-- Entries start --
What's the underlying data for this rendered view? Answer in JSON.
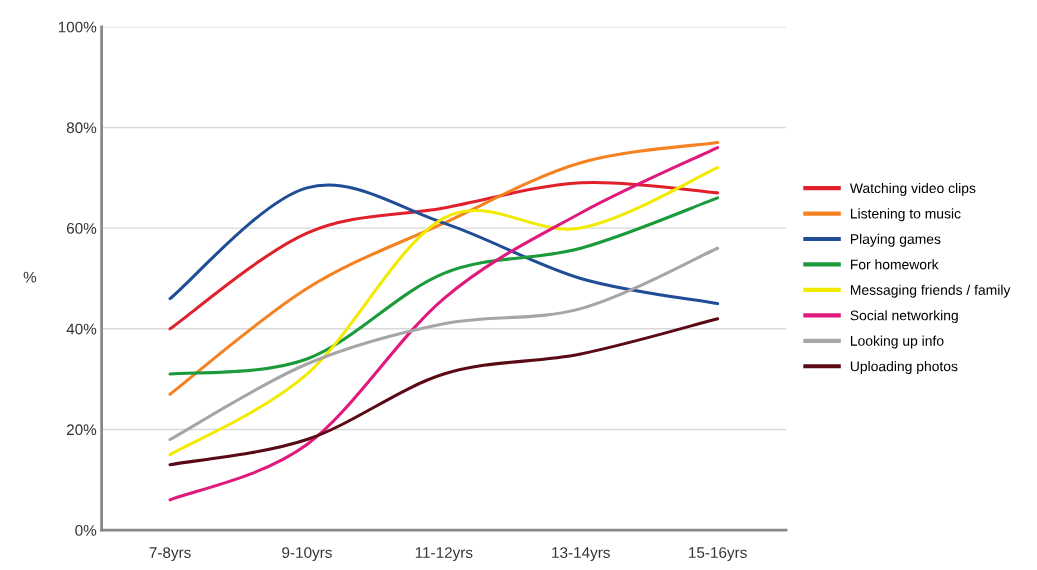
{
  "chart_data": {
    "type": "line",
    "ylabel": "%",
    "categories": [
      "7-8yrs",
      "9-10yrs",
      "11-12yrs",
      "13-14yrs",
      "15-16yrs"
    ],
    "ylim": [
      0,
      100
    ],
    "yticks": [
      {
        "value": 0,
        "label": "0%"
      },
      {
        "value": 20,
        "label": "20%"
      },
      {
        "value": 40,
        "label": "40%"
      },
      {
        "value": 60,
        "label": "60%"
      },
      {
        "value": 80,
        "label": "80%"
      },
      {
        "value": 100,
        "label": "100%"
      }
    ],
    "grid": "y",
    "legend": "right",
    "marker": "none",
    "line_style": "solid",
    "series": [
      {
        "name": "Watching video clips",
        "color": "#e0202a",
        "values": [
          40,
          59,
          64,
          69,
          67
        ]
      },
      {
        "name": "Listening to music",
        "color": "#f58220",
        "values": [
          27,
          48,
          61,
          73,
          77
        ]
      },
      {
        "name": "Playing games",
        "color": "#1f4e96",
        "values": [
          46,
          68,
          61,
          50,
          45
        ]
      },
      {
        "name": "For homework",
        "color": "#1a9a3a",
        "values": [
          31,
          34,
          51,
          56,
          66
        ]
      },
      {
        "name": "Messaging friends / family",
        "color": "#f2ea00",
        "values": [
          15,
          31,
          62,
          60,
          72
        ]
      },
      {
        "name": "Social networking",
        "color": "#e0197d",
        "values": [
          6,
          17,
          46,
          63,
          76
        ]
      },
      {
        "name": "Looking up info",
        "color": "#a6a6a6",
        "values": [
          18,
          33,
          41,
          44,
          56
        ]
      },
      {
        "name": "Uploading photos",
        "color": "#5a0a14",
        "values": [
          13,
          18,
          31,
          35,
          42
        ]
      }
    ]
  }
}
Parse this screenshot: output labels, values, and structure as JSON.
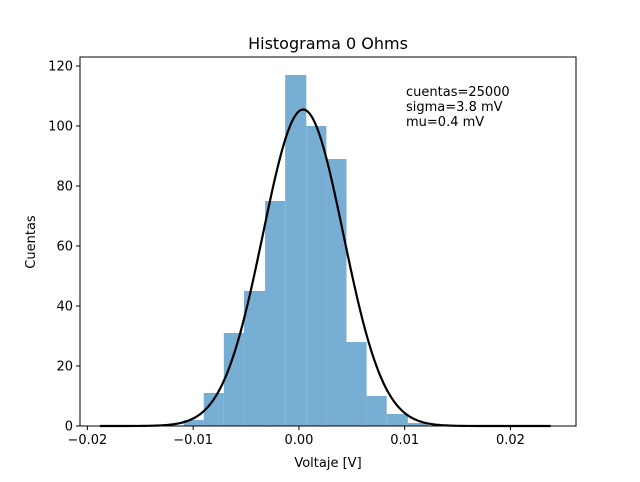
{
  "chart_data": {
    "type": "bar",
    "title": "Histograma 0 Ohms",
    "xlabel": "Voltaje [V]",
    "ylabel": "Cuentas",
    "xlim": [
      -0.0207,
      0.0262
    ],
    "ylim": [
      0,
      123
    ],
    "xticks": [
      {
        "value": -0.02,
        "label": "−0.02"
      },
      {
        "value": -0.01,
        "label": "−0.01"
      },
      {
        "value": 0.0,
        "label": "0.00"
      },
      {
        "value": 0.01,
        "label": "0.01"
      },
      {
        "value": 0.02,
        "label": "0.02"
      }
    ],
    "yticks": [
      {
        "value": 0,
        "label": "0"
      },
      {
        "value": 20,
        "label": "20"
      },
      {
        "value": 40,
        "label": "40"
      },
      {
        "value": 60,
        "label": "60"
      },
      {
        "value": 80,
        "label": "80"
      },
      {
        "value": 100,
        "label": "100"
      },
      {
        "value": 120,
        "label": "120"
      }
    ],
    "grid": false,
    "histogram": {
      "color": "#77aed3",
      "bins": [
        {
          "x0": -0.0109,
          "x1": -0.009,
          "count": 2
        },
        {
          "x0": -0.009,
          "x1": -0.0071,
          "count": 11
        },
        {
          "x0": -0.0071,
          "x1": -0.0052,
          "count": 31
        },
        {
          "x0": -0.0052,
          "x1": -0.0032,
          "count": 45
        },
        {
          "x0": -0.0032,
          "x1": -0.0013,
          "count": 75
        },
        {
          "x0": -0.0013,
          "x1": 0.0007,
          "count": 117
        },
        {
          "x0": 0.0007,
          "x1": 0.0026,
          "count": 100
        },
        {
          "x0": 0.0026,
          "x1": 0.0045,
          "count": 89
        },
        {
          "x0": 0.0045,
          "x1": 0.0064,
          "count": 28
        },
        {
          "x0": 0.0064,
          "x1": 0.0083,
          "count": 10
        },
        {
          "x0": 0.0083,
          "x1": 0.0103,
          "count": 4
        },
        {
          "x0": 0.0103,
          "x1": 0.0122,
          "count": 1
        }
      ]
    },
    "fit_curve": {
      "type": "gaussian",
      "color": "#000000",
      "mu": 0.0004,
      "sigma": 0.0038,
      "amplitude": 105.5,
      "x_range": [
        -0.0188,
        0.0238
      ]
    },
    "annotations": [
      "cuentas=25000",
      "sigma=3.8 mV",
      "mu=0.4 mV"
    ]
  }
}
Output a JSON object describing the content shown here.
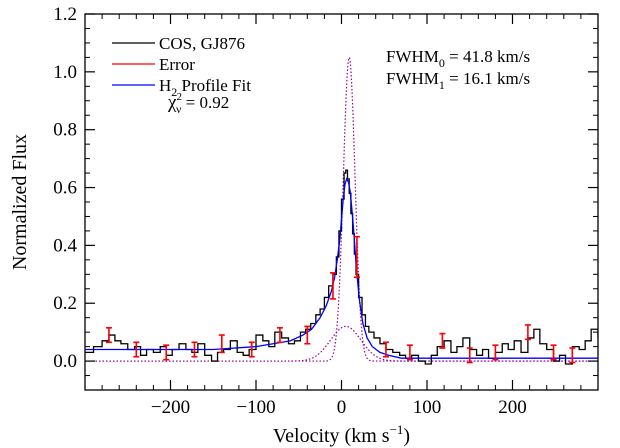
{
  "chart_data": {
    "type": "line",
    "title": "",
    "xlabel": "Velocity (km s",
    "xlabel_sup": "−1",
    "xlabel_close": ")",
    "ylabel": "Normalized Flux",
    "xlim": [
      -300,
      300
    ],
    "ylim": [
      -0.1,
      1.2
    ],
    "xticks": [
      -200,
      -100,
      0,
      100,
      200
    ],
    "xtick_labels": [
      "−200",
      "−100",
      "0",
      "100",
      "200"
    ],
    "yticks": [
      0.0,
      0.2,
      0.4,
      0.6,
      0.8,
      1.0,
      1.2
    ],
    "ytick_labels": [
      "0.0",
      "0.2",
      "0.4",
      "0.6",
      "0.8",
      "1.0",
      "1.2"
    ],
    "grid": false,
    "legend_position": "top-left",
    "colors": {
      "data": "#000000",
      "error": "#ff0000",
      "fit": "#0000ff",
      "components": "#990099"
    },
    "legend": [
      {
        "main": "COS, GJ876",
        "color": "#000000"
      },
      {
        "main": "Error",
        "color": "#ff0000"
      },
      {
        "main": "H",
        "sub": "2",
        "rest": " Profile Fit",
        "color": "#0000ff"
      }
    ],
    "chi2": {
      "symbol": "χ",
      "sup": "2",
      "sub": "ν",
      "rest": " = 0.92",
      "color": "#0000ff"
    },
    "fwhm_annotations": [
      {
        "main": "FWHM",
        "sub": "0",
        "rest": " = 41.8 km/s",
        "color": "#990099"
      },
      {
        "main": "FWHM",
        "sub": "1",
        "rest": " = 16.1 km/s",
        "color": "#990099"
      }
    ],
    "series": [
      {
        "name": "COS, GJ876",
        "style": "step",
        "color": "#000000",
        "x": [
          -300,
          -290,
          -280,
          -272,
          -265,
          -258,
          -250,
          -242,
          -235,
          -228,
          -220,
          -212,
          -205,
          -198,
          -190,
          -182,
          -175,
          -168,
          -160,
          -152,
          -145,
          -138,
          -130,
          -122,
          -115,
          -108,
          -100,
          -92,
          -85,
          -78,
          -70,
          -62,
          -55,
          -48,
          -42,
          -36,
          -30,
          -25,
          -20,
          -15,
          -10,
          -6,
          -3,
          0,
          3,
          5,
          7,
          9,
          11,
          13,
          15,
          17,
          20,
          24,
          28,
          32,
          38,
          45,
          52,
          60,
          68,
          75,
          82,
          90,
          98,
          105,
          112,
          120,
          128,
          135,
          142,
          150,
          158,
          165,
          172,
          180,
          188,
          195,
          202,
          210,
          218,
          225,
          232,
          240,
          248,
          255,
          262,
          270,
          278,
          285,
          292,
          300
        ],
        "y": [
          0.03,
          0.05,
          0.07,
          0.09,
          0.07,
          0.06,
          0.04,
          0.05,
          0.02,
          0.04,
          0.03,
          0.05,
          0.02,
          0.04,
          0.06,
          0.04,
          0.03,
          0.06,
          0.02,
          0.0,
          0.03,
          0.04,
          0.07,
          0.03,
          0.02,
          0.04,
          0.09,
          0.07,
          0.05,
          0.1,
          0.08,
          0.06,
          0.07,
          0.1,
          0.11,
          0.13,
          0.16,
          0.18,
          0.22,
          0.26,
          0.3,
          0.36,
          0.45,
          0.56,
          0.65,
          0.66,
          0.63,
          0.58,
          0.51,
          0.44,
          0.37,
          0.3,
          0.22,
          0.16,
          0.12,
          0.1,
          0.08,
          0.06,
          0.04,
          0.03,
          0.02,
          0.01,
          0.02,
          0.0,
          -0.01,
          0.02,
          0.05,
          0.07,
          0.03,
          0.05,
          0.08,
          0.04,
          0.02,
          0.04,
          0.01,
          0.03,
          0.06,
          0.04,
          0.07,
          0.03,
          0.08,
          0.11,
          0.06,
          0.04,
          0.0,
          0.02,
          -0.01,
          0.05,
          0.04,
          0.07,
          0.11,
          0.08
        ]
      },
      {
        "name": "H2 Profile Fit",
        "style": "line",
        "color": "#0000ff",
        "x": [
          -300,
          -250,
          -200,
          -150,
          -100,
          -80,
          -60,
          -45,
          -35,
          -25,
          -18,
          -12,
          -8,
          -5,
          -2,
          0,
          2,
          4,
          6,
          8,
          10,
          12,
          14,
          16,
          18,
          21,
          25,
          30,
          36,
          45,
          55,
          70,
          90,
          120,
          160,
          200,
          250,
          300
        ],
        "y": [
          0.04,
          0.04,
          0.04,
          0.04,
          0.05,
          0.06,
          0.07,
          0.09,
          0.11,
          0.15,
          0.19,
          0.24,
          0.29,
          0.35,
          0.42,
          0.49,
          0.56,
          0.61,
          0.63,
          0.62,
          0.59,
          0.53,
          0.46,
          0.38,
          0.3,
          0.21,
          0.13,
          0.08,
          0.05,
          0.03,
          0.02,
          0.01,
          0.01,
          0.01,
          0.01,
          0.01,
          0.01,
          0.01
        ]
      }
    ],
    "components": [
      {
        "name": "FWHM 41.8 km/s component",
        "center": 5,
        "fwhm": 41.8,
        "amp": 0.12,
        "baseline": 0.0
      },
      {
        "name": "FWHM 16.1 km/s component",
        "center": 9,
        "fwhm": 16.1,
        "amp": 1.05,
        "baseline": 0.0
      }
    ],
    "error_bars": {
      "color": "#ff0000",
      "x": [
        -272,
        -240,
        -205,
        -172,
        -140,
        -105,
        -72,
        -40,
        -10,
        18,
        52,
        80,
        118,
        150,
        180,
        218,
        248,
        270
      ],
      "y": [
        0.09,
        0.04,
        0.03,
        0.04,
        0.06,
        0.04,
        0.09,
        0.09,
        0.26,
        0.36,
        0.04,
        0.03,
        0.07,
        0.02,
        0.03,
        0.1,
        0.03,
        0.02
      ],
      "err": [
        0.025,
        0.025,
        0.025,
        0.025,
        0.03,
        0.025,
        0.025,
        0.03,
        0.045,
        0.07,
        0.025,
        0.025,
        0.025,
        0.025,
        0.025,
        0.025,
        0.025,
        0.025
      ]
    }
  }
}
-- Entries end --
What is needed :: Look through the listing above. Pick out each line with "this" and copy it.

Task response ::
What's the underlying data for this rendered view? Answer in JSON.
Parse this screenshot: output labels, values, and structure as JSON.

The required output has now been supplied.